** start **
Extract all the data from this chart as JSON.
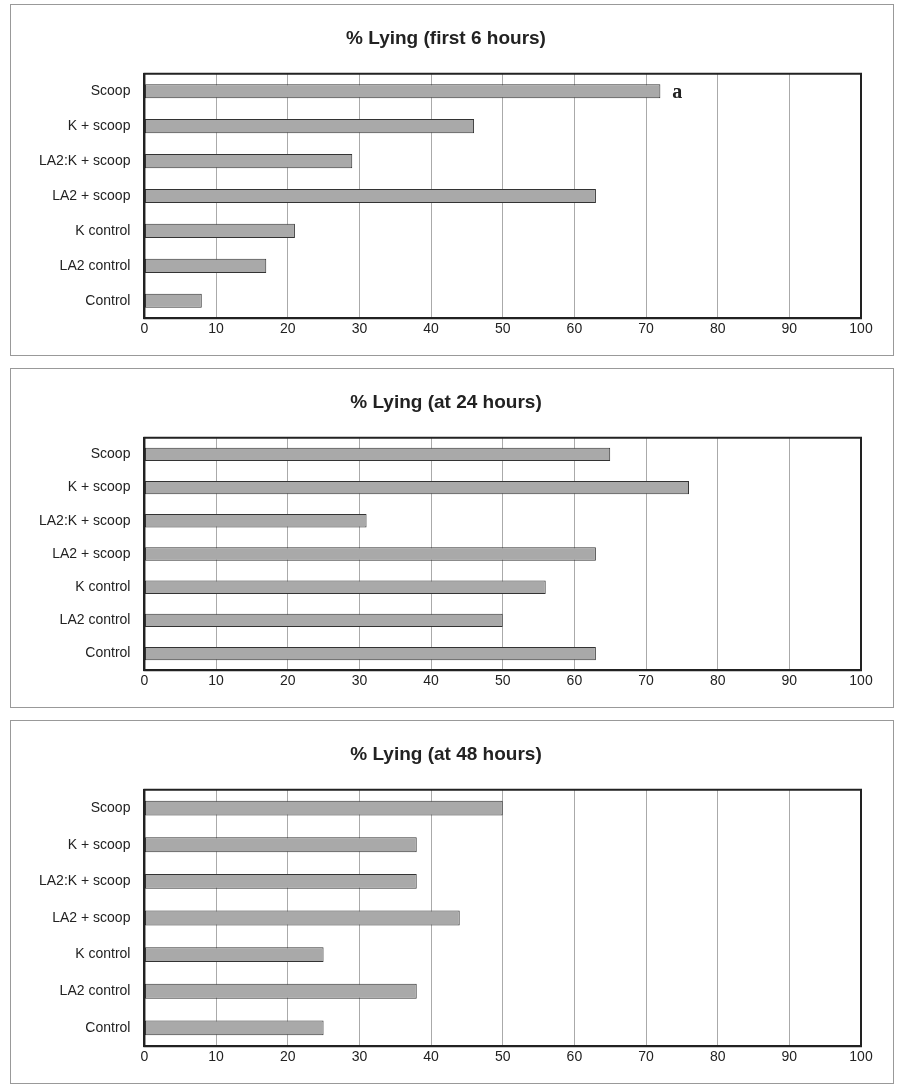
{
  "chart_data": [
    {
      "type": "bar",
      "orientation": "horizontal",
      "title": "% Lying (first 6 hours)",
      "categories": [
        "Scoop",
        "K + scoop",
        "LA2:K + scoop",
        "LA2 + scoop",
        "K control",
        "LA2 control",
        "Control"
      ],
      "values": [
        72,
        46,
        29,
        63,
        21,
        17,
        8
      ],
      "color": "#a9a9a9",
      "xlim": [
        0,
        100
      ],
      "xticks": [
        0,
        10,
        20,
        30,
        40,
        50,
        60,
        70,
        80,
        90,
        100
      ],
      "grid": "x",
      "legend": false,
      "annotations": [
        {
          "text": "a",
          "x": 72,
          "y": "Scoop"
        }
      ]
    },
    {
      "type": "bar",
      "orientation": "horizontal",
      "title": "% Lying (at 24 hours)",
      "categories": [
        "Scoop",
        "K + scoop",
        "LA2:K + scoop",
        "LA2 + scoop",
        "K control",
        "LA2 control",
        "Control"
      ],
      "values": [
        65,
        76,
        31,
        63,
        56,
        50,
        63
      ],
      "color": "#a9a9a9",
      "xlim": [
        0,
        100
      ],
      "xticks": [
        0,
        10,
        20,
        30,
        40,
        50,
        60,
        70,
        80,
        90,
        100
      ],
      "grid": "x",
      "legend": false
    },
    {
      "type": "bar",
      "orientation": "horizontal",
      "title": "% Lying (at 48 hours)",
      "categories": [
        "Scoop",
        "K + scoop",
        "LA2:K + scoop",
        "LA2 + scoop",
        "K control",
        "LA2 control",
        "Control"
      ],
      "values": [
        50,
        38,
        38,
        44,
        25,
        38,
        25
      ],
      "color": "#a9a9a9",
      "xlim": [
        0,
        100
      ],
      "xticks": [
        0,
        10,
        20,
        30,
        40,
        50,
        60,
        70,
        80,
        90,
        100
      ],
      "grid": "x",
      "legend": false
    }
  ]
}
** end **
* TASK TO COMPLETE: Strip out the pictures and quote the remaining data word for word.

* SOLUTION:
Extract all the data from this chart as JSON.
{
  "chart_data": [
    {
      "type": "bar",
      "orientation": "horizontal",
      "title": "% Lying (first 6 hours)",
      "categories": [
        "Scoop",
        "K + scoop",
        "LA2:K + scoop",
        "LA2 + scoop",
        "K control",
        "LA2 control",
        "Control"
      ],
      "values": [
        72,
        46,
        29,
        63,
        21,
        17,
        8
      ],
      "color": "#a9a9a9",
      "xlim": [
        0,
        100
      ],
      "xticks": [
        0,
        10,
        20,
        30,
        40,
        50,
        60,
        70,
        80,
        90,
        100
      ],
      "grid": "x",
      "legend": false,
      "annotations": [
        {
          "text": "a",
          "x": 72,
          "y": "Scoop"
        }
      ]
    },
    {
      "type": "bar",
      "orientation": "horizontal",
      "title": "% Lying (at 24 hours)",
      "categories": [
        "Scoop",
        "K + scoop",
        "LA2:K + scoop",
        "LA2 + scoop",
        "K control",
        "LA2 control",
        "Control"
      ],
      "values": [
        65,
        76,
        31,
        63,
        56,
        50,
        63
      ],
      "color": "#a9a9a9",
      "xlim": [
        0,
        100
      ],
      "xticks": [
        0,
        10,
        20,
        30,
        40,
        50,
        60,
        70,
        80,
        90,
        100
      ],
      "grid": "x",
      "legend": false
    },
    {
      "type": "bar",
      "orientation": "horizontal",
      "title": "% Lying (at 48 hours)",
      "categories": [
        "Scoop",
        "K + scoop",
        "LA2:K + scoop",
        "LA2 + scoop",
        "K control",
        "LA2 control",
        "Control"
      ],
      "values": [
        50,
        38,
        38,
        44,
        25,
        38,
        25
      ],
      "color": "#a9a9a9",
      "xlim": [
        0,
        100
      ],
      "xticks": [
        0,
        10,
        20,
        30,
        40,
        50,
        60,
        70,
        80,
        90,
        100
      ],
      "grid": "x",
      "legend": false
    }
  ]
}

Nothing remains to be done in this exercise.